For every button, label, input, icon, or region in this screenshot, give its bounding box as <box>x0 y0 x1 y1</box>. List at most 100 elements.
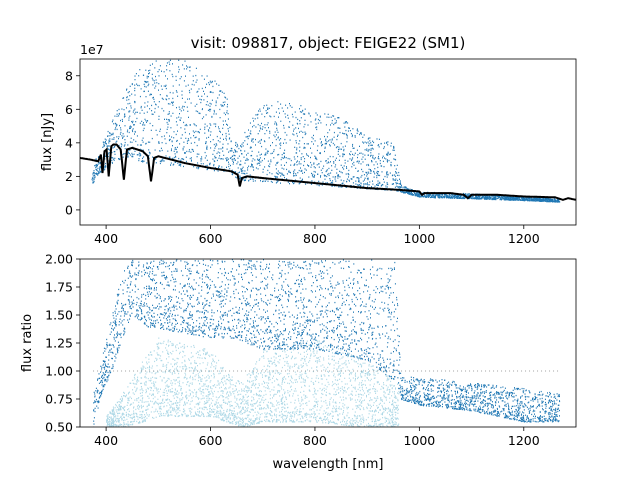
observed-flux-point <box>379 175 380 176</box>
observed-flux-point <box>255 144 256 145</box>
observed-flux-point <box>112 157 113 158</box>
observed-flux-point <box>362 141 363 142</box>
observed-flux-point <box>371 150 372 151</box>
ratio-alt-point <box>226 417 227 418</box>
ratio-alt-point <box>211 354 212 355</box>
observed-flux-point <box>336 139 337 140</box>
observed-flux-point <box>337 175 338 176</box>
observed-flux-point <box>237 145 238 146</box>
observed-flux-point <box>193 80 194 81</box>
observed-flux-point <box>290 165 291 166</box>
observed-flux-point <box>267 109 268 110</box>
observed-flux-point <box>320 175 321 176</box>
ratio-alt-point <box>203 395 204 396</box>
observed-flux-point <box>479 197 480 198</box>
observed-flux-point <box>128 99 129 100</box>
observed-flux-point <box>332 180 333 181</box>
ratio-alt-point <box>190 393 191 394</box>
ratio-alt-point <box>126 395 127 396</box>
observed-flux-point <box>330 180 331 181</box>
observed-flux-point <box>341 143 342 144</box>
ratio-alt-point <box>239 420 240 421</box>
ratio-alt-point <box>175 389 176 390</box>
ratio-alt-point <box>144 366 145 367</box>
observed-flux-point <box>528 198 529 199</box>
observed-flux-point <box>271 181 272 182</box>
ratio-alt-point <box>369 425 370 426</box>
ratio-alt-point <box>349 374 350 375</box>
observed-flux-point <box>484 198 485 199</box>
observed-flux-point <box>229 134 230 135</box>
observed-flux-point <box>220 131 221 132</box>
observed-flux-point <box>365 183 366 184</box>
observed-flux-point <box>326 171 327 172</box>
ratio-alt-point <box>286 418 287 419</box>
observed-flux-point <box>142 160 143 161</box>
ratio-alt-point <box>115 407 116 408</box>
observed-flux-point <box>311 141 312 142</box>
ratio-alt-point <box>148 409 149 410</box>
ratio-alt-point <box>159 408 160 409</box>
ratio-alt-point <box>196 404 197 405</box>
observed-flux-point <box>140 144 141 145</box>
observed-flux-point <box>299 161 300 162</box>
ratio-alt-point <box>323 369 324 370</box>
observed-flux-point <box>327 141 328 142</box>
ratio-alt-point <box>279 411 280 412</box>
observed-flux-point <box>105 165 106 166</box>
ratio-alt-point <box>157 352 158 353</box>
observed-flux-point <box>221 105 222 106</box>
ratio-alt-point <box>146 384 147 385</box>
observed-flux-point <box>135 141 136 142</box>
ratio-alt-point <box>357 418 358 419</box>
ratio-alt-point <box>171 380 172 381</box>
ratio-alt-point <box>397 418 398 419</box>
ratio-alt-point <box>272 397 273 398</box>
observed-flux-point <box>170 127 171 128</box>
observed-flux-point <box>267 152 268 153</box>
observed-flux-point <box>320 161 321 162</box>
observed-flux-point <box>403 187 404 188</box>
observed-flux-point <box>381 165 382 166</box>
ratio-alt-point <box>394 397 395 398</box>
observed-flux-point <box>133 110 134 111</box>
ratio-alt-point <box>156 387 157 388</box>
ratio-alt-point <box>267 385 268 386</box>
ratio-alt-point <box>150 378 151 379</box>
ratio-alt-point <box>149 369 150 370</box>
ratio-alt-point <box>307 341 308 342</box>
observed-flux-point <box>143 138 144 139</box>
ratio-alt-point <box>210 414 211 415</box>
ratio-alt-point <box>376 421 377 422</box>
ratio-alt-point <box>131 414 132 415</box>
ratio-alt-point <box>191 346 192 347</box>
observed-flux-point <box>345 162 346 163</box>
ratio-alt-point <box>183 368 184 369</box>
observed-flux-point <box>395 176 396 177</box>
ratio-alt-point <box>244 391 245 392</box>
observed-flux-point <box>362 153 363 154</box>
observed-flux-point <box>235 145 236 146</box>
observed-flux-point <box>381 143 382 144</box>
observed-flux-point <box>162 89 163 90</box>
observed-flux-point <box>162 108 163 109</box>
observed-flux-point <box>348 176 349 177</box>
ratio-alt-point <box>337 368 338 369</box>
ratio-alt-point <box>394 406 395 407</box>
observed-flux-point <box>297 172 298 173</box>
ratio-alt-point <box>220 415 221 416</box>
observed-flux-point <box>297 164 298 165</box>
observed-flux-point <box>191 143 192 144</box>
observed-flux-point <box>279 139 280 140</box>
ratio-alt-point <box>199 411 200 412</box>
ratio-alt-point <box>361 382 362 383</box>
observed-flux-point <box>479 196 480 197</box>
observed-flux-point <box>253 141 254 142</box>
ratio-alt-point <box>142 414 143 415</box>
ratio-alt-point <box>264 350 265 351</box>
observed-flux-point <box>259 130 260 131</box>
observed-flux-point <box>384 157 385 158</box>
observed-flux-point <box>225 97 226 98</box>
observed-flux-point <box>489 197 490 198</box>
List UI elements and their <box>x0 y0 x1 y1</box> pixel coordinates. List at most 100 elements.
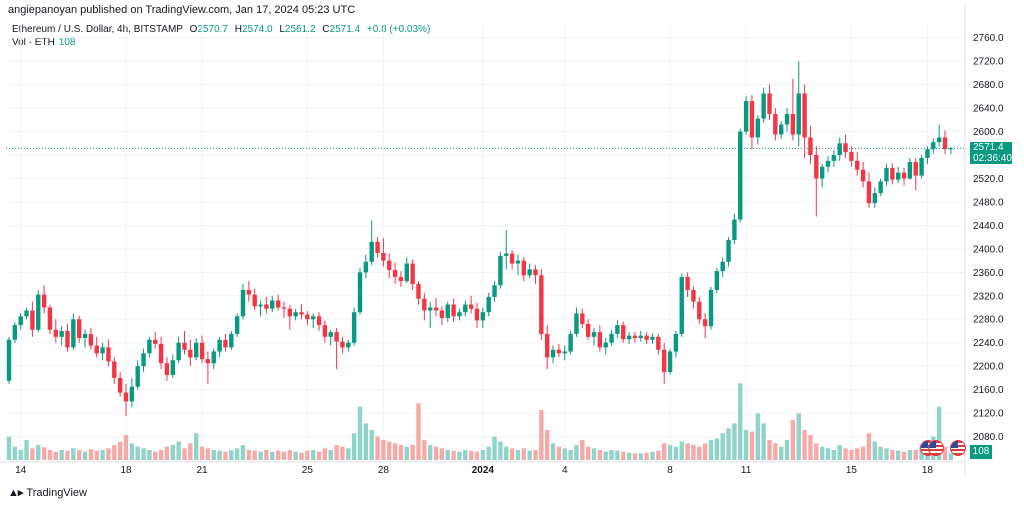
candle-body <box>726 240 731 262</box>
candle-body <box>556 349 562 354</box>
candle-body <box>439 310 445 319</box>
candle-body <box>626 335 632 340</box>
volume-bar <box>270 451 275 460</box>
tradingview-logo-icon: ▲▸ <box>8 487 23 499</box>
volume-bar <box>158 450 164 460</box>
candle-body <box>901 172 907 179</box>
candle-body <box>158 343 164 364</box>
candle-body <box>112 361 117 378</box>
candle-body <box>170 360 175 375</box>
volume-bar <box>609 450 614 460</box>
candle-body <box>281 307 287 309</box>
us-flag-icon[interactable] <box>928 440 944 456</box>
volume-bar <box>527 450 532 460</box>
us-flag-icon[interactable] <box>950 440 966 456</box>
volume-badge: 108 <box>970 445 992 459</box>
candle-body <box>322 325 328 337</box>
y-tick-label: 2520.0 <box>973 174 1004 185</box>
volume-bar <box>843 448 848 460</box>
volume-bar <box>732 423 737 460</box>
candle-body <box>767 93 772 114</box>
candle-body <box>802 93 807 138</box>
volume-bar <box>176 441 181 460</box>
volume-bar <box>322 448 328 460</box>
candle-body <box>351 312 357 343</box>
volume-bar <box>615 450 620 460</box>
candle-body <box>12 325 18 340</box>
volume-bar <box>585 446 591 460</box>
candle-body <box>855 160 860 170</box>
candle-body <box>580 313 585 324</box>
volume-bar <box>468 450 474 460</box>
volume-bar <box>328 450 333 460</box>
volume-bar <box>726 428 731 460</box>
candle-body <box>872 193 877 204</box>
x-tick-label: 4 <box>562 465 568 476</box>
candle-body <box>445 304 450 319</box>
x-tick-label: 18 <box>120 465 132 476</box>
candle-body <box>650 336 655 340</box>
volume-bar <box>521 448 526 460</box>
volume-bar <box>346 448 351 460</box>
volume-bar <box>761 423 766 460</box>
volume-bar <box>697 446 702 460</box>
candle-body <box>94 345 99 354</box>
candle-body <box>404 263 409 282</box>
last-price-badge: 2571.4 02:36:40 <box>970 142 1012 165</box>
volume-bar <box>392 443 398 460</box>
volume-bar <box>463 450 468 460</box>
volume-bar <box>36 445 41 460</box>
volume-bar <box>170 445 175 460</box>
volume-bar <box>457 451 462 460</box>
candle-body <box>662 349 667 373</box>
candle-body <box>691 289 696 302</box>
candle-body <box>153 339 158 344</box>
volume-bar <box>872 441 877 460</box>
volume-bar <box>691 445 696 460</box>
open-value: 2570.7 <box>197 24 228 35</box>
volume-bar <box>129 443 135 460</box>
candle-body <box>252 294 257 307</box>
volume-bar <box>755 413 760 460</box>
volume-bar <box>896 450 901 460</box>
volume-bar <box>650 451 655 460</box>
volume-bar <box>574 445 579 460</box>
volume-bar <box>41 447 47 460</box>
volume-bar <box>246 450 252 460</box>
volume-bar <box>673 446 679 460</box>
volume-bar <box>229 450 234 460</box>
volume-bar <box>416 403 421 460</box>
volume-bar <box>878 446 883 460</box>
volume-bar <box>942 446 948 460</box>
candle-body <box>264 304 269 309</box>
candle-body <box>896 172 901 180</box>
volume-legend: Vol · ETH 108 <box>12 37 75 48</box>
brand-name: TradingView <box>26 486 87 499</box>
candle-body <box>71 319 76 348</box>
symbol-title: Ethereum / U.S. Dollar, 4h, BITSTAMP <box>12 24 183 35</box>
volume-bar <box>234 448 240 460</box>
candle-body <box>88 333 94 346</box>
volume-bar <box>779 446 784 460</box>
candle-body <box>679 277 684 334</box>
candle-body <box>77 319 82 339</box>
candle-body <box>568 333 573 352</box>
volume-bar <box>410 445 415 460</box>
low-value: 2561.2 <box>284 24 316 35</box>
candle-body <box>878 181 883 194</box>
candle-body <box>287 308 292 317</box>
candle-body <box>819 166 825 179</box>
candle-body <box>779 124 784 135</box>
candle-body <box>305 314 310 320</box>
volume-bar <box>47 450 53 460</box>
volume-bar <box>433 446 439 460</box>
volume-bar <box>515 450 521 460</box>
candle-body <box>609 333 614 343</box>
volume-bar <box>533 450 538 460</box>
candle-body <box>738 131 743 220</box>
volume-bar <box>217 450 222 460</box>
volume-bar <box>82 451 88 460</box>
candle-body <box>328 332 333 337</box>
candle-body <box>521 260 526 276</box>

▸ **Objectif**: Renvoyez telles quelles les lignes du matériel en commençant par celle qui contient « candle-body <box>726 240 731 262</box> » et en terminant par celle qui contient « volume-bar <box>392 443 398 460</box> », ces deux lignes comprises.

▸ **Résultat attendu**:
candle-body <box>726 240 731 262</box>
candle-body <box>556 349 562 354</box>
candle-body <box>439 310 445 319</box>
candle-body <box>626 335 632 340</box>
volume-bar <box>270 451 275 460</box>
tradingview-logo-icon: ▲▸ <box>8 487 23 499</box>
volume-bar <box>158 450 164 460</box>
candle-body <box>901 172 907 179</box>
candle-body <box>158 343 164 364</box>
candle-body <box>112 361 117 378</box>
candle-body <box>170 360 175 375</box>
volume-bar <box>609 450 614 460</box>
candle-body <box>281 307 287 309</box>
us-flag-icon[interactable] <box>928 440 944 456</box>
volume-bar <box>527 450 532 460</box>
us-flag-icon[interactable] <box>950 440 966 456</box>
volume-badge: 108 <box>970 445 992 459</box>
candle-body <box>322 325 328 337</box>
y-tick-label: 2520.0 <box>973 174 1004 185</box>
volume-bar <box>843 448 848 460</box>
volume-bar <box>732 423 737 460</box>
candle-body <box>767 93 772 114</box>
candle-body <box>802 93 807 138</box>
volume-bar <box>176 441 181 460</box>
volume-bar <box>322 448 328 460</box>
candle-body <box>351 312 357 343</box>
volume-bar <box>615 450 620 460</box>
candle-body <box>12 325 18 340</box>
volume-bar <box>585 446 591 460</box>
candle-body <box>855 160 860 170</box>
candle-body <box>580 313 585 324</box>
volume-bar <box>468 450 474 460</box>
volume-bar <box>328 450 333 460</box>
volume-bar <box>726 428 731 460</box>
candle-body <box>872 193 877 204</box>
x-tick-label: 4 <box>562 465 568 476</box>
candle-body <box>445 304 450 319</box>
x-tick-label: 18 <box>120 465 132 476</box>
candle-body <box>650 336 655 340</box>
volume-bar <box>521 448 526 460</box>
volume-bar <box>346 448 351 460</box>
volume-bar <box>761 423 766 460</box>
volume-bar <box>697 446 702 460</box>
candle-body <box>94 345 99 354</box>
candle-body <box>404 263 409 282</box>
last-price-badge: 2571.4 02:36:40 <box>970 142 1012 165</box>
volume-bar <box>392 443 398 460</box>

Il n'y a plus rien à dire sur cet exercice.